→ **Task details**
Search the data for the string "this" and extract every line where it appears.

* Start The records *

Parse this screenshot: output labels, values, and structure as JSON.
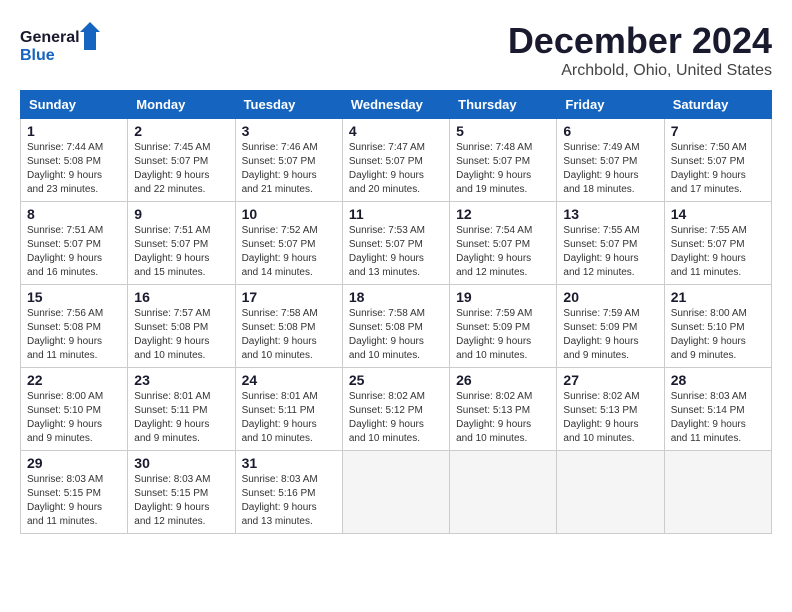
{
  "header": {
    "logo_line1": "General",
    "logo_line2": "Blue",
    "title": "December 2024",
    "subtitle": "Archbold, Ohio, United States"
  },
  "days_of_week": [
    "Sunday",
    "Monday",
    "Tuesday",
    "Wednesday",
    "Thursday",
    "Friday",
    "Saturday"
  ],
  "weeks": [
    [
      {
        "day": "1",
        "info": "Sunrise: 7:44 AM\nSunset: 5:08 PM\nDaylight: 9 hours\nand 23 minutes."
      },
      {
        "day": "2",
        "info": "Sunrise: 7:45 AM\nSunset: 5:07 PM\nDaylight: 9 hours\nand 22 minutes."
      },
      {
        "day": "3",
        "info": "Sunrise: 7:46 AM\nSunset: 5:07 PM\nDaylight: 9 hours\nand 21 minutes."
      },
      {
        "day": "4",
        "info": "Sunrise: 7:47 AM\nSunset: 5:07 PM\nDaylight: 9 hours\nand 20 minutes."
      },
      {
        "day": "5",
        "info": "Sunrise: 7:48 AM\nSunset: 5:07 PM\nDaylight: 9 hours\nand 19 minutes."
      },
      {
        "day": "6",
        "info": "Sunrise: 7:49 AM\nSunset: 5:07 PM\nDaylight: 9 hours\nand 18 minutes."
      },
      {
        "day": "7",
        "info": "Sunrise: 7:50 AM\nSunset: 5:07 PM\nDaylight: 9 hours\nand 17 minutes."
      }
    ],
    [
      {
        "day": "8",
        "info": "Sunrise: 7:51 AM\nSunset: 5:07 PM\nDaylight: 9 hours\nand 16 minutes."
      },
      {
        "day": "9",
        "info": "Sunrise: 7:51 AM\nSunset: 5:07 PM\nDaylight: 9 hours\nand 15 minutes."
      },
      {
        "day": "10",
        "info": "Sunrise: 7:52 AM\nSunset: 5:07 PM\nDaylight: 9 hours\nand 14 minutes."
      },
      {
        "day": "11",
        "info": "Sunrise: 7:53 AM\nSunset: 5:07 PM\nDaylight: 9 hours\nand 13 minutes."
      },
      {
        "day": "12",
        "info": "Sunrise: 7:54 AM\nSunset: 5:07 PM\nDaylight: 9 hours\nand 12 minutes."
      },
      {
        "day": "13",
        "info": "Sunrise: 7:55 AM\nSunset: 5:07 PM\nDaylight: 9 hours\nand 12 minutes."
      },
      {
        "day": "14",
        "info": "Sunrise: 7:55 AM\nSunset: 5:07 PM\nDaylight: 9 hours\nand 11 minutes."
      }
    ],
    [
      {
        "day": "15",
        "info": "Sunrise: 7:56 AM\nSunset: 5:08 PM\nDaylight: 9 hours\nand 11 minutes."
      },
      {
        "day": "16",
        "info": "Sunrise: 7:57 AM\nSunset: 5:08 PM\nDaylight: 9 hours\nand 10 minutes."
      },
      {
        "day": "17",
        "info": "Sunrise: 7:58 AM\nSunset: 5:08 PM\nDaylight: 9 hours\nand 10 minutes."
      },
      {
        "day": "18",
        "info": "Sunrise: 7:58 AM\nSunset: 5:08 PM\nDaylight: 9 hours\nand 10 minutes."
      },
      {
        "day": "19",
        "info": "Sunrise: 7:59 AM\nSunset: 5:09 PM\nDaylight: 9 hours\nand 10 minutes."
      },
      {
        "day": "20",
        "info": "Sunrise: 7:59 AM\nSunset: 5:09 PM\nDaylight: 9 hours\nand 9 minutes."
      },
      {
        "day": "21",
        "info": "Sunrise: 8:00 AM\nSunset: 5:10 PM\nDaylight: 9 hours\nand 9 minutes."
      }
    ],
    [
      {
        "day": "22",
        "info": "Sunrise: 8:00 AM\nSunset: 5:10 PM\nDaylight: 9 hours\nand 9 minutes."
      },
      {
        "day": "23",
        "info": "Sunrise: 8:01 AM\nSunset: 5:11 PM\nDaylight: 9 hours\nand 9 minutes."
      },
      {
        "day": "24",
        "info": "Sunrise: 8:01 AM\nSunset: 5:11 PM\nDaylight: 9 hours\nand 10 minutes."
      },
      {
        "day": "25",
        "info": "Sunrise: 8:02 AM\nSunset: 5:12 PM\nDaylight: 9 hours\nand 10 minutes."
      },
      {
        "day": "26",
        "info": "Sunrise: 8:02 AM\nSunset: 5:13 PM\nDaylight: 9 hours\nand 10 minutes."
      },
      {
        "day": "27",
        "info": "Sunrise: 8:02 AM\nSunset: 5:13 PM\nDaylight: 9 hours\nand 10 minutes."
      },
      {
        "day": "28",
        "info": "Sunrise: 8:03 AM\nSunset: 5:14 PM\nDaylight: 9 hours\nand 11 minutes."
      }
    ],
    [
      {
        "day": "29",
        "info": "Sunrise: 8:03 AM\nSunset: 5:15 PM\nDaylight: 9 hours\nand 11 minutes."
      },
      {
        "day": "30",
        "info": "Sunrise: 8:03 AM\nSunset: 5:15 PM\nDaylight: 9 hours\nand 12 minutes."
      },
      {
        "day": "31",
        "info": "Sunrise: 8:03 AM\nSunset: 5:16 PM\nDaylight: 9 hours\nand 13 minutes."
      },
      {
        "day": "",
        "info": ""
      },
      {
        "day": "",
        "info": ""
      },
      {
        "day": "",
        "info": ""
      },
      {
        "day": "",
        "info": ""
      }
    ]
  ]
}
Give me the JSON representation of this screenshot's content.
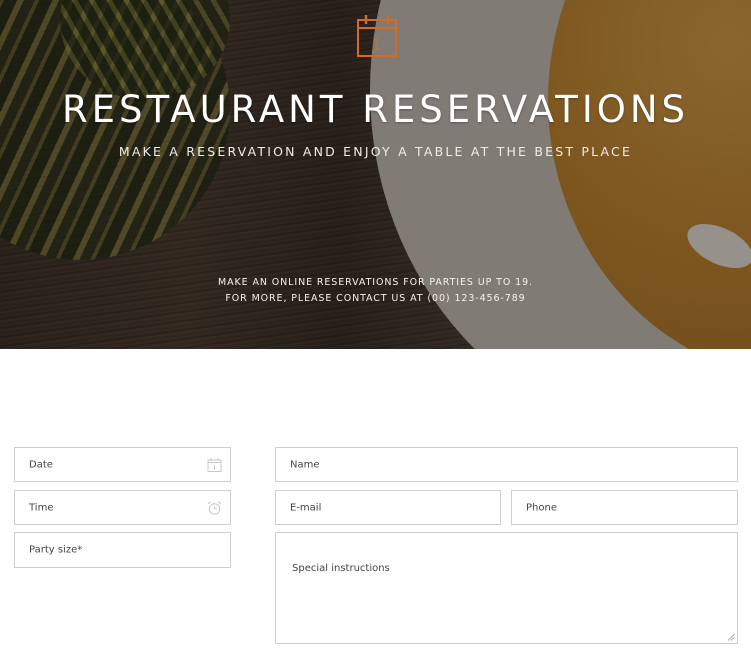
{
  "hero": {
    "title": "RESTAURANT RESERVATIONS",
    "subtitle": "MAKE A RESERVATION AND ENJOY A TABLE AT THE BEST PLACE",
    "note_line1": "MAKE AN ONLINE RESERVATIONS FOR PARTIES UP TO 19.",
    "note_line2": "FOR MORE, PLEASE CONTACT US AT (00) 123-456-789",
    "calendar_icon_number": "1",
    "icon": "calendar-icon",
    "accent_color": "#d36b2a"
  },
  "form": {
    "date_placeholder": "Date",
    "date_icon": "calendar-icon",
    "time_placeholder": "Time",
    "time_icon": "alarm-clock-icon",
    "party_size_placeholder": "Party size*",
    "name_placeholder": "Name",
    "email_placeholder": "E-mail",
    "phone_placeholder": "Phone",
    "instructions_placeholder": "Special instructions"
  }
}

* End The records *

→ **Solved problem**
Parse this screenshot: output labels, values, and structure as JSON.
Give me the JSON representation of this screenshot's content.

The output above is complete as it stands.